_Exercise objective_
Each record below has to be printed verbatim.

Dataset records of page text
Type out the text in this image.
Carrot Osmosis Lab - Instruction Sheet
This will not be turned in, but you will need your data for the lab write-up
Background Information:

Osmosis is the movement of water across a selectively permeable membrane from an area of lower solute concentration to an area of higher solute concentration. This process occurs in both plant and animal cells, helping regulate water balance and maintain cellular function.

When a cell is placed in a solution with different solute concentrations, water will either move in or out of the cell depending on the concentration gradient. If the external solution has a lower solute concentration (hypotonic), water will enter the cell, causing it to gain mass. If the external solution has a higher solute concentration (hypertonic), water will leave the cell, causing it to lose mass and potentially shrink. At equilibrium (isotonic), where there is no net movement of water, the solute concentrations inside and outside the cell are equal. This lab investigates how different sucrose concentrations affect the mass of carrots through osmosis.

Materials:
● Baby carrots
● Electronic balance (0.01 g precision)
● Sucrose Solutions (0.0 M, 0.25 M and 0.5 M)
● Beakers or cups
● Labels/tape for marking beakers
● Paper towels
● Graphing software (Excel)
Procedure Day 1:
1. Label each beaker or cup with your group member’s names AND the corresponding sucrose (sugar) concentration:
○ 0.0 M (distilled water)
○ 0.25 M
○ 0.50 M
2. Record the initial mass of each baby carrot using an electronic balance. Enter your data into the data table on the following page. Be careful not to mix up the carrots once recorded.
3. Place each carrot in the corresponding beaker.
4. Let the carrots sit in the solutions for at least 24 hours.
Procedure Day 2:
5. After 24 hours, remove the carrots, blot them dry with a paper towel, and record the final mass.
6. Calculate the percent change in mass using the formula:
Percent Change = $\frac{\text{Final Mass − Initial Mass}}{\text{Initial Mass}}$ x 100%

_Written response_
Type out the text in this image.
Carrot Osmosis Lab - Instruction Sheet
This will not be turned in, but you will need your data for the lab write-up
Background Information:

Osmosis is the movement of water across a selectively permeable membrane from an area of lower solute concentration to an area of higher solute concentration. This process occurs in both plant and animal cells, helping regulate water balance and maintain cellular function.

When a cell is placed in a solution with different solute concentrations, water will either move in or out of the cell depending on the concentration gradient. If the external solution has a lower solute concentration (hypotonic), water will enter the cell, causing it to gain mass. If the external solution has a higher solute concentration (hypertonic), water will leave the cell, causing it to lose mass and potentially shrink. At equilibrium (isotonic), where there is no net movement of water, the solute concentrations inside and outside the cell are equal. This lab investigates how different sucrose concentrations affect the mass of carrots through osmosis.

Materials:
● Baby carrots
● Electronic balance (0.01 g precision)
● Sucrose Solutions (0.0 M, 0.25 M and 0.5 M)
● Beakers or cups
● Labels/tape for marking beakers
● Paper towels
● Graphing software (Excel)
Procedure Day 1:
1. Label each beaker or cup with your group member’s names AND the corresponding sucrose (sugar) concentration:
○ 0.0 M (distilled water)
○ 0.25 M
○ 0.50 M
2. Record the initial mass of each baby carrot using an electronic balance. Enter your data into the data table on the following page. Be careful not to mix up the carrots once recorded.
3. Place each carrot in the corresponding beaker.
4. Let the carrots sit in the solutions for at least 24 hours.
Procedure Day 2:
5. After 24 hours, remove the carrots, blot them dry with a paper towel, and record the final mass.
6. Calculate the percent change in mass using the formula:
Percent Change = $\frac{\text{Final Mass − Initial Mass}}{\text{Initial Mass}}$ x 100%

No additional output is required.